The request:
Scan the data below for the string "completed". Copy every line where it appears.

Recorded data:
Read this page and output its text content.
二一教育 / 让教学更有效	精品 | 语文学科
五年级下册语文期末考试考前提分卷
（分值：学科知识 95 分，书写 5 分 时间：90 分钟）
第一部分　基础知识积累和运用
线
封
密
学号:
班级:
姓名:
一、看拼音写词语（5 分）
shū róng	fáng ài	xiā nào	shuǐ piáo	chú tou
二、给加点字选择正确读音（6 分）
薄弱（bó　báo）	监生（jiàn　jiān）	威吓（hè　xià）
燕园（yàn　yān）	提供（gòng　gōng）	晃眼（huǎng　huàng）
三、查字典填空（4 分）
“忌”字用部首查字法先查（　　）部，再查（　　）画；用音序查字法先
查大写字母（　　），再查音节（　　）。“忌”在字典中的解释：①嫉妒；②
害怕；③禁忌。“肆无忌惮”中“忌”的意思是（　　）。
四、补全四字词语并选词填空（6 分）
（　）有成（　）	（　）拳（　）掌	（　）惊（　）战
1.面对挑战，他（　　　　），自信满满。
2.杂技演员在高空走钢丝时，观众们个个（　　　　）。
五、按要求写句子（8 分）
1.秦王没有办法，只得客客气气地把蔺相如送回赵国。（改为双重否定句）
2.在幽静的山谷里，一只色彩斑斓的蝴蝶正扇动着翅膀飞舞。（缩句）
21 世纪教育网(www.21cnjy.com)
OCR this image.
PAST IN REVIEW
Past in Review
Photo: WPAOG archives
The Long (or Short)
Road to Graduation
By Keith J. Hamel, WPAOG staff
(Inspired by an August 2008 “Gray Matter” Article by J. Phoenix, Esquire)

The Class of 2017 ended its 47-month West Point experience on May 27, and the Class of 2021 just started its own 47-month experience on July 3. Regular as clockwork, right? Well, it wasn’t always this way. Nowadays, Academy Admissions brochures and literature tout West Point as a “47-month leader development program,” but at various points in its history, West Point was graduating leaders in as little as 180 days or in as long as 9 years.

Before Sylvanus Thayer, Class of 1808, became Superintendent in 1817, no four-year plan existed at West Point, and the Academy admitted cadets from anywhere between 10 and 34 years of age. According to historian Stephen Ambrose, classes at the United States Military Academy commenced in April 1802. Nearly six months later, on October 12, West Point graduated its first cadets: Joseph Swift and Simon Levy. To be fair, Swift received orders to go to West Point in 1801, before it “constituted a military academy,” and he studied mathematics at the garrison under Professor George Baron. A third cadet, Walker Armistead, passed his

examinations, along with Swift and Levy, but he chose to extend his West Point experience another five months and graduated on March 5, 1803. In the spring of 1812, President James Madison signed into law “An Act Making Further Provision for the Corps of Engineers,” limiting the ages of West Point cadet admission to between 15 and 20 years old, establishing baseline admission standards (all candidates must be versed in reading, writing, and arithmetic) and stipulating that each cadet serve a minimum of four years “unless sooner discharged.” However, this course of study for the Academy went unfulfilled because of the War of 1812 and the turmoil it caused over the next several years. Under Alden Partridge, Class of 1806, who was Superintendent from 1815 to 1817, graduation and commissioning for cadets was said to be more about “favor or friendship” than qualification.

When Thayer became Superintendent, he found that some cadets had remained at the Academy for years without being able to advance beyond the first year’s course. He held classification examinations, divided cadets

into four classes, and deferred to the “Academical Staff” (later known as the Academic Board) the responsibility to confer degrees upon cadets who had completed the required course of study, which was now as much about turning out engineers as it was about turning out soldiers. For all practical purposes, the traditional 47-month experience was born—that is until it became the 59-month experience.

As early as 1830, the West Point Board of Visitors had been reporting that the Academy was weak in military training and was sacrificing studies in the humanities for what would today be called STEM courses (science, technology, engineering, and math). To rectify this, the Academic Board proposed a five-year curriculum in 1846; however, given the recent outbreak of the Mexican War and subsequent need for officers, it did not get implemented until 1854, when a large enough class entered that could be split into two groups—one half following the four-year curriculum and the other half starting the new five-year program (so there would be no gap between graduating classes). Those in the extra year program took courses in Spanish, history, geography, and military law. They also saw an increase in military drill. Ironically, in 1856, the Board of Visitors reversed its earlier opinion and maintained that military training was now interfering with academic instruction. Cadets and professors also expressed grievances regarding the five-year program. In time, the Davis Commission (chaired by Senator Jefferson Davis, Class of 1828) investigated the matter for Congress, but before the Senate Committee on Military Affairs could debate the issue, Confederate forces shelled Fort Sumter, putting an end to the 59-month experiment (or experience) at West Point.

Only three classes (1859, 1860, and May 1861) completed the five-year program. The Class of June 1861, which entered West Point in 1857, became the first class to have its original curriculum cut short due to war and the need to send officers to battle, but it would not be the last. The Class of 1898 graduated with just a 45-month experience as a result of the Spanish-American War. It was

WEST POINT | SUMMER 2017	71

Answer to this problem:
into four classes, and deferred to the “Academical Staff” (later known as the Academic Board) the responsibility to confer degrees upon cadets who had completed the required course of study, which was now as much about turning out engineers as it was about turning out soldiers. For all practical purposes, the traditional 47-month experience was born—that is until it became the 59-month experience.
Only three classes (1859, 1860, and May 1861) completed the five-year program. The Class of June 1861, which entered West Point in 1857, became the first class to have its original curriculum cut short due to war and the need to send officers to battle, but it would not be the last. The Class of 1898 graduated with just a 45-month experience as a result of the Spanish-American War. It was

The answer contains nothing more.